### Data supplied
########################################

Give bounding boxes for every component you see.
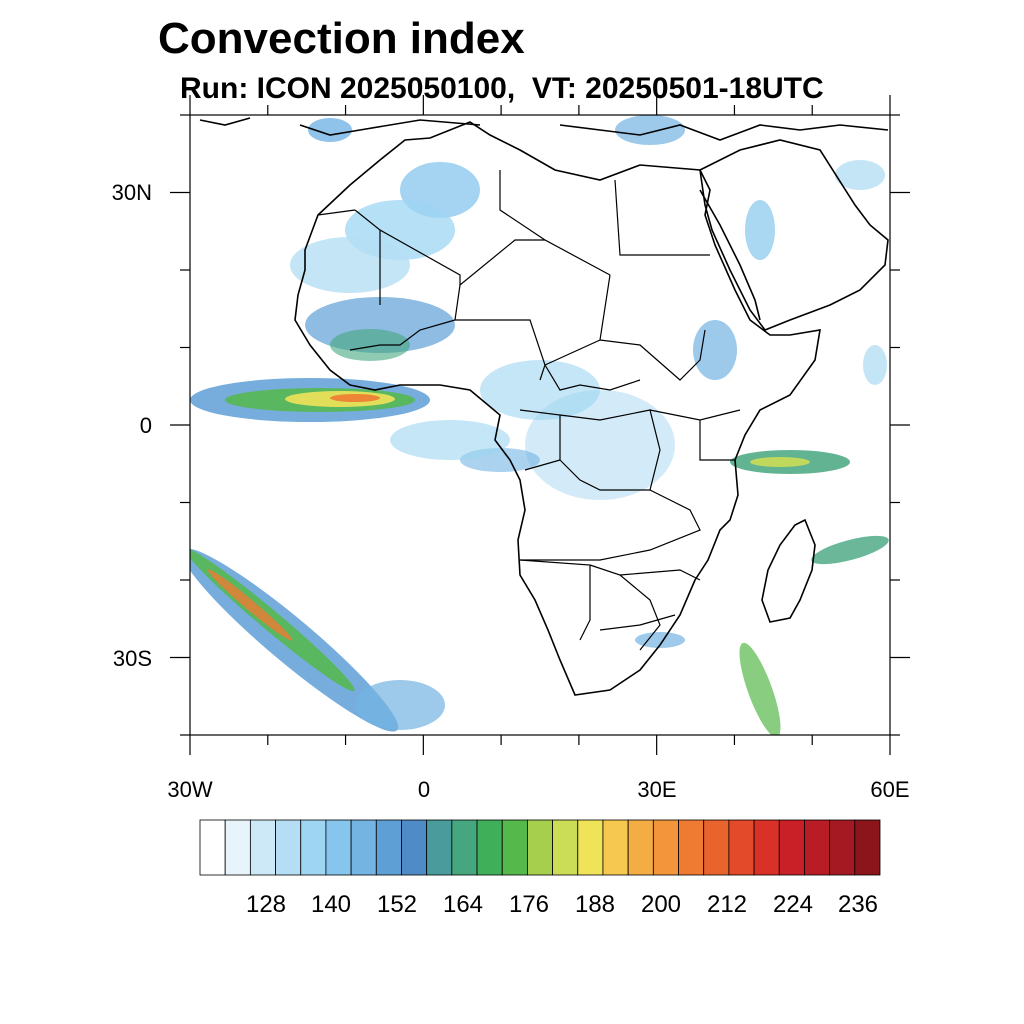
- field-patch: [330, 329, 410, 361]
- field-patch: [693, 320, 737, 380]
- colorbar-swatch: [652, 819, 679, 876]
- field-patch: [207, 569, 293, 641]
- lon-label-30w: 30W: [167, 777, 212, 802]
- colorbar-swatch: [501, 819, 528, 876]
- lat-label-30s: 30S: [113, 646, 152, 671]
- colorbar-swatch: [476, 819, 503, 876]
- field-patch: [480, 360, 600, 420]
- colorbar-swatch: [275, 819, 302, 876]
- field-patch: [390, 420, 510, 460]
- lon-label-60e: 60E: [870, 777, 909, 802]
- lat-label-0: 0: [140, 413, 152, 438]
- border-line: [317, 170, 710, 305]
- colorbar-swatch: [451, 819, 478, 876]
- lon-label-30e: 30E: [637, 777, 676, 802]
- field-patch: [355, 680, 445, 730]
- colorbar-label: 200: [641, 891, 681, 918]
- field-patch: [308, 118, 352, 142]
- colorbar-swatch: [678, 819, 705, 876]
- field-patch: [750, 457, 810, 467]
- red-sea-coastline: [699, 189, 761, 321]
- colorbar-swatch: [804, 819, 831, 876]
- field-patch: [615, 115, 685, 145]
- colorbar-label: 152: [377, 891, 417, 918]
- axis-ticks: [170, 95, 910, 755]
- colorbar-label: 176: [509, 891, 549, 918]
- field-patch: [835, 160, 885, 190]
- field-patch: [863, 345, 887, 385]
- field-patch: [811, 535, 889, 565]
- colorbar-swatch: [401, 819, 428, 876]
- colorbar-swatch: [854, 819, 881, 876]
- chart-subtitle: Run: ICON 2025050100, VT: 20250501-18UTC: [180, 72, 824, 105]
- colorbar-swatch: [325, 819, 352, 876]
- lat-label-30n: 30N: [112, 180, 152, 205]
- arabia-coastline: [699, 139, 889, 331]
- colorbar-swatch: [375, 819, 402, 876]
- colorbar-swatch: [527, 819, 553, 876]
- convection-field: [190, 115, 889, 735]
- colorbar-swatch: [300, 819, 327, 876]
- colorbar-swatch: [426, 819, 453, 876]
- colorbar-swatch: [627, 819, 654, 876]
- colorbar-swatch: [703, 819, 730, 876]
- colorbar-swatch: [552, 819, 579, 876]
- border-line: [349, 274, 706, 381]
- africa-coastline: [294, 121, 821, 696]
- border-line: [519, 559, 701, 651]
- colorbar-swatch: [778, 819, 805, 876]
- field-patch: [290, 237, 410, 293]
- colorbar-swatch: [602, 819, 629, 876]
- colorbar-label: 212: [707, 891, 747, 918]
- colorbar-swatch: [350, 819, 377, 876]
- coastlines: [199, 117, 889, 696]
- field-patch: [745, 200, 775, 260]
- colorbar: [199, 819, 881, 876]
- europe-coastline: [199, 117, 889, 141]
- madagascar-coastline: [761, 518, 816, 623]
- field-patch: [739, 642, 781, 735]
- colorbar-swatch: [577, 819, 604, 876]
- border-line: [519, 364, 661, 491]
- field-patch: [330, 394, 380, 402]
- colorbar-label: 236: [838, 891, 878, 918]
- colorbar-swatch: [829, 819, 856, 876]
- colorbar-labels: 128 140 152 164 176 188 200 212 224 236: [246, 891, 878, 918]
- colorbar-label: 224: [773, 891, 813, 918]
- colorbar-swatch: [249, 819, 276, 876]
- colorbar-label: 140: [311, 891, 351, 918]
- latitude-labels: 30N 0 30S: [112, 180, 152, 671]
- border-line: [520, 409, 741, 561]
- chart-title: Convection index: [158, 14, 525, 63]
- colorbar-swatch: [224, 819, 251, 876]
- longitude-labels: 30W 0 30E 60E: [167, 777, 909, 802]
- colorbar-swatch: [728, 819, 755, 876]
- colorbar-swatch: [199, 819, 226, 876]
- colorbar-label: 128: [246, 891, 286, 918]
- colorbar-label: 164: [443, 891, 483, 918]
- field-patch: [635, 632, 685, 648]
- country-borders: [317, 170, 741, 651]
- lon-label-0: 0: [418, 777, 430, 802]
- colorbar-label: 188: [575, 891, 615, 918]
- colorbar-swatch: [753, 819, 780, 876]
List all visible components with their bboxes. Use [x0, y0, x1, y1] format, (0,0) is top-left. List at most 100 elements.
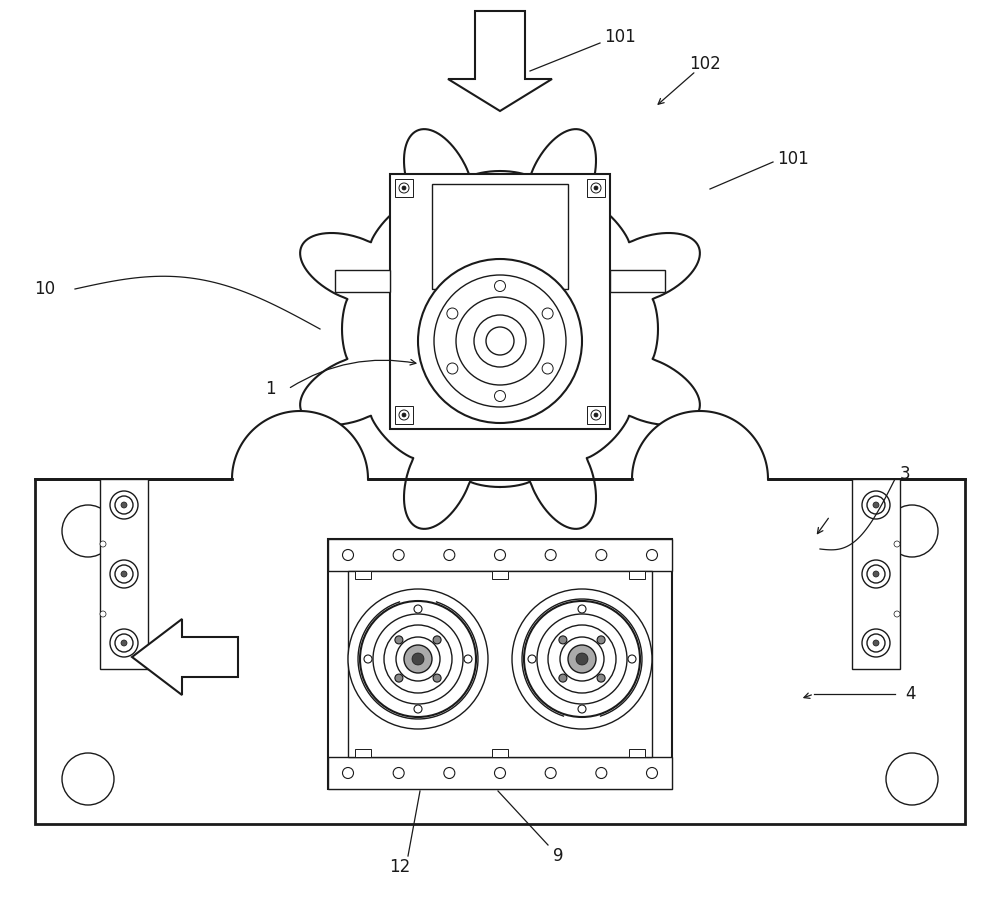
- Circle shape: [474, 315, 526, 367]
- Circle shape: [342, 767, 354, 778]
- Circle shape: [360, 601, 476, 717]
- Circle shape: [399, 183, 409, 193]
- Circle shape: [444, 767, 455, 778]
- Text: 102: 102: [689, 55, 721, 73]
- Text: 4: 4: [905, 685, 915, 703]
- Circle shape: [873, 571, 879, 577]
- Circle shape: [62, 753, 114, 805]
- Circle shape: [121, 640, 127, 646]
- Circle shape: [537, 614, 627, 704]
- Bar: [629, 749, 645, 757]
- Circle shape: [348, 589, 488, 729]
- Circle shape: [591, 410, 601, 420]
- Circle shape: [402, 186, 406, 190]
- Circle shape: [364, 655, 372, 663]
- Circle shape: [545, 550, 556, 561]
- Bar: [390, 174, 610, 429]
- Circle shape: [342, 550, 354, 561]
- Circle shape: [399, 410, 409, 420]
- Text: 12: 12: [389, 858, 411, 876]
- Bar: [587, 179, 605, 197]
- Circle shape: [542, 308, 553, 319]
- Circle shape: [115, 496, 133, 514]
- Circle shape: [494, 767, 506, 778]
- Bar: [492, 571, 508, 579]
- Bar: [432, 184, 568, 289]
- Circle shape: [110, 629, 138, 657]
- Circle shape: [384, 625, 452, 693]
- Polygon shape: [448, 11, 552, 111]
- Text: 101: 101: [777, 150, 809, 168]
- Bar: [328, 539, 672, 571]
- Circle shape: [867, 496, 885, 514]
- Circle shape: [115, 565, 133, 583]
- Bar: [587, 406, 605, 424]
- Circle shape: [886, 505, 938, 557]
- Circle shape: [867, 634, 885, 652]
- Bar: [610, 270, 665, 292]
- Circle shape: [512, 589, 652, 729]
- Circle shape: [628, 655, 636, 663]
- Circle shape: [402, 413, 406, 417]
- Circle shape: [494, 280, 506, 291]
- Circle shape: [121, 502, 127, 508]
- Circle shape: [447, 308, 458, 319]
- Circle shape: [418, 259, 582, 423]
- Circle shape: [597, 675, 605, 682]
- Circle shape: [395, 636, 403, 644]
- Text: 3: 3: [900, 465, 910, 483]
- Bar: [348, 571, 652, 757]
- Circle shape: [456, 297, 544, 385]
- Bar: [100, 479, 148, 669]
- Circle shape: [591, 183, 601, 193]
- Circle shape: [646, 767, 658, 778]
- Circle shape: [396, 637, 440, 681]
- Circle shape: [414, 605, 422, 613]
- Circle shape: [646, 550, 658, 561]
- Circle shape: [578, 605, 586, 613]
- Circle shape: [393, 767, 404, 778]
- Circle shape: [596, 767, 607, 778]
- Circle shape: [559, 636, 567, 644]
- Circle shape: [597, 636, 605, 644]
- Bar: [328, 539, 672, 789]
- Circle shape: [433, 675, 441, 682]
- Circle shape: [528, 655, 536, 663]
- Circle shape: [433, 636, 441, 644]
- Bar: [395, 179, 413, 197]
- Text: 101: 101: [604, 28, 636, 46]
- Circle shape: [100, 611, 106, 617]
- Circle shape: [894, 541, 900, 547]
- Circle shape: [862, 629, 890, 657]
- Text: 1: 1: [265, 380, 275, 398]
- Bar: [852, 479, 900, 669]
- Bar: [629, 571, 645, 579]
- Circle shape: [873, 502, 879, 508]
- Circle shape: [632, 411, 768, 547]
- Circle shape: [494, 550, 506, 561]
- Circle shape: [395, 675, 403, 682]
- Bar: [355, 571, 371, 579]
- Circle shape: [115, 634, 133, 652]
- Bar: [355, 749, 371, 757]
- Circle shape: [594, 186, 598, 190]
- Circle shape: [862, 560, 890, 588]
- Polygon shape: [300, 130, 700, 528]
- Circle shape: [464, 655, 472, 663]
- Circle shape: [542, 363, 553, 374]
- Circle shape: [545, 767, 556, 778]
- Circle shape: [867, 565, 885, 583]
- Circle shape: [548, 625, 616, 693]
- Circle shape: [447, 363, 458, 374]
- Text: 9: 9: [553, 847, 563, 865]
- Circle shape: [578, 705, 586, 713]
- Polygon shape: [132, 619, 238, 695]
- Bar: [328, 757, 672, 789]
- Circle shape: [494, 391, 506, 402]
- Circle shape: [434, 275, 566, 407]
- Bar: [35, 479, 965, 824]
- Circle shape: [444, 550, 455, 561]
- Circle shape: [393, 550, 404, 561]
- Bar: [335, 270, 390, 292]
- Circle shape: [100, 541, 106, 547]
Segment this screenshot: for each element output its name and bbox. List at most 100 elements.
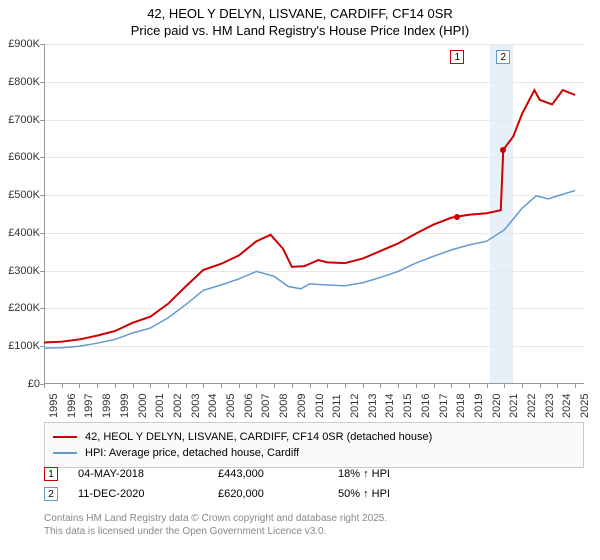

########################################

### Instructions for the task
Return the lines from the one containing "- field-patch: [330, 329, 410, 361]" up to and including the one containing "- colorbar-swatch: [275, 819, 302, 876]", reproducing each without any change.

### Output
- field-patch: [330, 329, 410, 361]
- field-patch: [693, 320, 737, 380]
- colorbar-swatch: [652, 819, 679, 876]
- field-patch: [207, 569, 293, 641]
- lon-label-30w: 30W: [167, 777, 212, 802]
- colorbar-swatch: [501, 819, 528, 876]
- lat-label-30s: 30S: [113, 646, 152, 671]
- colorbar-swatch: [476, 819, 503, 876]
- field-patch: [480, 360, 600, 420]
- colorbar-swatch: [275, 819, 302, 876]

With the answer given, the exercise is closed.